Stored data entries

- - -

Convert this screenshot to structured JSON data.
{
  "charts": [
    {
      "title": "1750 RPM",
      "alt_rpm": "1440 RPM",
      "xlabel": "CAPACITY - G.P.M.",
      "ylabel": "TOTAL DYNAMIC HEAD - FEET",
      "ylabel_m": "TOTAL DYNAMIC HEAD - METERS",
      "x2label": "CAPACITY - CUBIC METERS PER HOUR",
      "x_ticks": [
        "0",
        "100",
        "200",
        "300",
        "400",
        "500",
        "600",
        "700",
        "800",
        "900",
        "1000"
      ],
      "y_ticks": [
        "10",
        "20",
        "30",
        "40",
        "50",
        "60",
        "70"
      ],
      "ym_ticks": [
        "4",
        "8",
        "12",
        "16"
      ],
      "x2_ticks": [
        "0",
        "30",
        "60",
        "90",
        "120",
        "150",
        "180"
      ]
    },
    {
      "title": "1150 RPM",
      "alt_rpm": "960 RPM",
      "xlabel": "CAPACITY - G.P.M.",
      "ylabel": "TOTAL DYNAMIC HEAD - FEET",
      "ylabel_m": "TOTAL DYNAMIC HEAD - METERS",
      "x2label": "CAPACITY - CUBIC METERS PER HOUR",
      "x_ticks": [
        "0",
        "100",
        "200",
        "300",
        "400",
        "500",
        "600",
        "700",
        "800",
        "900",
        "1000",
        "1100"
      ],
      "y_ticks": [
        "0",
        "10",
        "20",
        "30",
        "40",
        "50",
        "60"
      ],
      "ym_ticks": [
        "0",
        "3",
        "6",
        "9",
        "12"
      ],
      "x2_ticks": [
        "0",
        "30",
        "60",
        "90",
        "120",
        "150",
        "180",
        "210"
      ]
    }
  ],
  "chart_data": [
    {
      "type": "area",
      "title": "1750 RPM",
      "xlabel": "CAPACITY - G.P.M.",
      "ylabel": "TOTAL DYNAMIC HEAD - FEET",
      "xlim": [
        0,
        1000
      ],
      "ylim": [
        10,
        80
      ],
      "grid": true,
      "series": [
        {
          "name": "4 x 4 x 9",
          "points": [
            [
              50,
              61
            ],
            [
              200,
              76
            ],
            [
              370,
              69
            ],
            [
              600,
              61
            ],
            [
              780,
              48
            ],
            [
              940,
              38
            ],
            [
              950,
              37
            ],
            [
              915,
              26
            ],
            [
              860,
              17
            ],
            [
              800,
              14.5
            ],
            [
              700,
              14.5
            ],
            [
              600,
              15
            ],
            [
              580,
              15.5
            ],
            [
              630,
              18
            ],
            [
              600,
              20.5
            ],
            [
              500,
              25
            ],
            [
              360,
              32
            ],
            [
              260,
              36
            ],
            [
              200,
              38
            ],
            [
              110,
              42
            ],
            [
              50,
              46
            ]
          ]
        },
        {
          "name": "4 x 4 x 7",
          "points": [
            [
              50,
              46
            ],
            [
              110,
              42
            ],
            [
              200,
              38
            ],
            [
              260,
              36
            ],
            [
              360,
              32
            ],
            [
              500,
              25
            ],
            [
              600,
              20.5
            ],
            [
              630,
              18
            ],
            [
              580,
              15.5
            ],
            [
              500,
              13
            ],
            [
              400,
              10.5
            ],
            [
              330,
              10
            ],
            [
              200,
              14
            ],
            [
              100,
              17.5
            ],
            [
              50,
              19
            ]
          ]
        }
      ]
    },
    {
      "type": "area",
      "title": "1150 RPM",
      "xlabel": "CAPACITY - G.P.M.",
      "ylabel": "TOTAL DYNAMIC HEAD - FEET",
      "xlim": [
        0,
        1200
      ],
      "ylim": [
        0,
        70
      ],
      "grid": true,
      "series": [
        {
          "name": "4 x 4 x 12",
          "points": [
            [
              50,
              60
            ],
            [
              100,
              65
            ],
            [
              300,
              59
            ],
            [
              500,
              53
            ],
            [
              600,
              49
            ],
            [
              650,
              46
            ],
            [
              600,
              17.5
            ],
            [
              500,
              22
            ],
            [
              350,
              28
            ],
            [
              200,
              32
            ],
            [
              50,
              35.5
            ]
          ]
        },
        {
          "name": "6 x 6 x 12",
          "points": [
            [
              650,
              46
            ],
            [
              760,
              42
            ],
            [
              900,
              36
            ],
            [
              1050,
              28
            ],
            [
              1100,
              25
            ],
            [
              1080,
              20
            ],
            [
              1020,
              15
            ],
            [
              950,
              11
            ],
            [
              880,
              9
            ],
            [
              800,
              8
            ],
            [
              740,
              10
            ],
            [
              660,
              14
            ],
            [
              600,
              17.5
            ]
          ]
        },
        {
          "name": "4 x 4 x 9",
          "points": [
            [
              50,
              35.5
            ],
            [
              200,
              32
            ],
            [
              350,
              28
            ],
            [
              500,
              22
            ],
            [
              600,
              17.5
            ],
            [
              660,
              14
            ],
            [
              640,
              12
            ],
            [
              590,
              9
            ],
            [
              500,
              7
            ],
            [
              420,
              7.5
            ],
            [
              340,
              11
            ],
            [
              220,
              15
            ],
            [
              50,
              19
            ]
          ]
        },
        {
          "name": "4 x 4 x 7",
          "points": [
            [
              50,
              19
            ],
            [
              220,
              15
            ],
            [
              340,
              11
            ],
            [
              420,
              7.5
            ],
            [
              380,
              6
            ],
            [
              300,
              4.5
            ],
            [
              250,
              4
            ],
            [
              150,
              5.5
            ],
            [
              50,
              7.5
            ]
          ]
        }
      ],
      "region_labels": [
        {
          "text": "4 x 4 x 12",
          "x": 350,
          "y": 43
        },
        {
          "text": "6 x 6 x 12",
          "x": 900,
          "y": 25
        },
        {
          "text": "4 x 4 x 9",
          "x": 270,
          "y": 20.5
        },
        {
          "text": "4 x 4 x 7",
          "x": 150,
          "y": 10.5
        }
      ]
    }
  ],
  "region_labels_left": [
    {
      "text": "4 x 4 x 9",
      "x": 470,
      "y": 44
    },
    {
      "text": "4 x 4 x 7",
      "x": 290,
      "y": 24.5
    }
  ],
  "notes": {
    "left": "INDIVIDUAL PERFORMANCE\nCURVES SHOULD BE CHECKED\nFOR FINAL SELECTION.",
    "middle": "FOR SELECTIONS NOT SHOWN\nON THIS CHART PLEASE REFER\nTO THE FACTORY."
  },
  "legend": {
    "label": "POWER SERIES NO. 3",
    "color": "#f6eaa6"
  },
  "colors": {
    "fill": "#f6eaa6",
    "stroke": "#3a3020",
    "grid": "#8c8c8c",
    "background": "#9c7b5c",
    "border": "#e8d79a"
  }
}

- - -

TASK DETAILS
Repeat the listing in full, keeping every line exactly as it is.

OUTPUT BELOW
Convert this screenshot to structured JSON data.
{
  "charts": [
    {
      "title": "1750 RPM",
      "alt_rpm": "1440 RPM",
      "xlabel": "CAPACITY - G.P.M.",
      "ylabel": "TOTAL DYNAMIC HEAD - FEET",
      "ylabel_m": "TOTAL DYNAMIC HEAD - METERS",
      "x2label": "CAPACITY - CUBIC METERS PER HOUR",
      "x_ticks": [
        "0",
        "100",
        "200",
        "300",
        "400",
        "500",
        "600",
        "700",
        "800",
        "900",
        "1000"
      ],
      "y_ticks": [
        "10",
        "20",
        "30",
        "40",
        "50",
        "60",
        "70"
      ],
      "ym_ticks": [
        "4",
        "8",
        "12",
        "16"
      ],
      "x2_ticks": [
        "0",
        "30",
        "60",
        "90",
        "120",
        "150",
        "180"
      ]
    },
    {
      "title": "1150 RPM",
      "alt_rpm": "960 RPM",
      "xlabel": "CAPACITY - G.P.M.",
      "ylabel": "TOTAL DYNAMIC HEAD - FEET",
      "ylabel_m": "TOTAL DYNAMIC HEAD - METERS",
      "x2label": "CAPACITY - CUBIC METERS PER HOUR",
      "x_ticks": [
        "0",
        "100",
        "200",
        "300",
        "400",
        "500",
        "600",
        "700",
        "800",
        "900",
        "1000",
        "1100"
      ],
      "y_ticks": [
        "0",
        "10",
        "20",
        "30",
        "40",
        "50",
        "60"
      ],
      "ym_ticks": [
        "0",
        "3",
        "6",
        "9",
        "12"
      ],
      "x2_ticks": [
        "0",
        "30",
        "60",
        "90",
        "120",
        "150",
        "180",
        "210"
      ]
    }
  ],
  "chart_data": [
    {
      "type": "area",
      "title": "1750 RPM",
      "xlabel": "CAPACITY - G.P.M.",
      "ylabel": "TOTAL DYNAMIC HEAD - FEET",
      "xlim": [
        0,
        1000
      ],
      "ylim": [
        10,
        80
      ],
      "grid": true,
      "series": [
        {
          "name": "4 x 4 x 9",
          "points": [
            [
              50,
              61
            ],
            [
              200,
              76
            ],
            [
              370,
              69
            ],
            [
              600,
              61
            ],
            [
              780,
              48
            ],
            [
              940,
              38
            ],
            [
              950,
              37
            ],
            [
              915,
              26
            ],
            [
              860,
              17
            ],
            [
              800,
              14.5
            ],
            [
              700,
              14.5
            ],
            [
              600,
              15
            ],
            [
              580,
              15.5
            ],
            [
              630,
              18
            ],
            [
              600,
              20.5
            ],
            [
              500,
              25
            ],
            [
              360,
              32
            ],
            [
              260,
              36
            ],
            [
              200,
              38
            ],
            [
              110,
              42
            ],
            [
              50,
              46
            ]
          ]
        },
        {
          "name": "4 x 4 x 7",
          "points": [
            [
              50,
              46
            ],
            [
              110,
              42
            ],
            [
              200,
              38
            ],
            [
              260,
              36
            ],
            [
              360,
              32
            ],
            [
              500,
              25
            ],
            [
              600,
              20.5
            ],
            [
              630,
              18
            ],
            [
              580,
              15.5
            ],
            [
              500,
              13
            ],
            [
              400,
              10.5
            ],
            [
              330,
              10
            ],
            [
              200,
              14
            ],
            [
              100,
              17.5
            ],
            [
              50,
              19
            ]
          ]
        }
      ]
    },
    {
      "type": "area",
      "title": "1150 RPM",
      "xlabel": "CAPACITY - G.P.M.",
      "ylabel": "TOTAL DYNAMIC HEAD - FEET",
      "xlim": [
        0,
        1200
      ],
      "ylim": [
        0,
        70
      ],
      "grid": true,
      "series": [
        {
          "name": "4 x 4 x 12",
          "points": [
            [
              50,
              60
            ],
            [
              100,
              65
            ],
            [
              300,
              59
            ],
            [
              500,
              53
            ],
            [
              600,
              49
            ],
            [
              650,
              46
            ],
            [
              600,
              17.5
            ],
            [
              500,
              22
            ],
            [
              350,
              28
            ],
            [
              200,
              32
            ],
            [
              50,
              35.5
            ]
          ]
        },
        {
          "name": "6 x 6 x 12",
          "points": [
            [
              650,
              46
            ],
            [
              760,
              42
            ],
            [
              900,
              36
            ],
            [
              1050,
              28
            ],
            [
              1100,
              25
            ],
            [
              1080,
              20
            ],
            [
              1020,
              15
            ],
            [
              950,
              11
            ],
            [
              880,
              9
            ],
            [
              800,
              8
            ],
            [
              740,
              10
            ],
            [
              660,
              14
            ],
            [
              600,
              17.5
            ]
          ]
        },
        {
          "name": "4 x 4 x 9",
          "points": [
            [
              50,
              35.5
            ],
            [
              200,
              32
            ],
            [
              350,
              28
            ],
            [
              500,
              22
            ],
            [
              600,
              17.5
            ],
            [
              660,
              14
            ],
            [
              640,
              12
            ],
            [
              590,
              9
            ],
            [
              500,
              7
            ],
            [
              420,
              7.5
            ],
            [
              340,
              11
            ],
            [
              220,
              15
            ],
            [
              50,
              19
            ]
          ]
        },
        {
          "name": "4 x 4 x 7",
          "points": [
            [
              50,
              19
            ],
            [
              220,
              15
            ],
            [
              340,
              11
            ],
            [
              420,
              7.5
            ],
            [
              380,
              6
            ],
            [
              300,
              4.5
            ],
            [
              250,
              4
            ],
            [
              150,
              5.5
            ],
            [
              50,
              7.5
            ]
          ]
        }
      ],
      "region_labels": [
        {
          "text": "4 x 4 x 12",
          "x": 350,
          "y": 43
        },
        {
          "text": "6 x 6 x 12",
          "x": 900,
          "y": 25
        },
        {
          "text": "4 x 4 x 9",
          "x": 270,
          "y": 20.5
        },
        {
          "text": "4 x 4 x 7",
          "x": 150,
          "y": 10.5
        }
      ]
    }
  ],
  "region_labels_left": [
    {
      "text": "4 x 4 x 9",
      "x": 470,
      "y": 44
    },
    {
      "text": "4 x 4 x 7",
      "x": 290,
      "y": 24.5
    }
  ],
  "notes": {
    "left": "INDIVIDUAL PERFORMANCE\nCURVES SHOULD BE CHECKED\nFOR FINAL SELECTION.",
    "middle": "FOR SELECTIONS NOT SHOWN\nON THIS CHART PLEASE REFER\nTO THE FACTORY."
  },
  "legend": {
    "label": "POWER SERIES NO. 3",
    "color": "#f6eaa6"
  },
  "colors": {
    "fill": "#f6eaa6",
    "stroke": "#3a3020",
    "grid": "#8c8c8c",
    "background": "#9c7b5c",
    "border": "#e8d79a"
  }
}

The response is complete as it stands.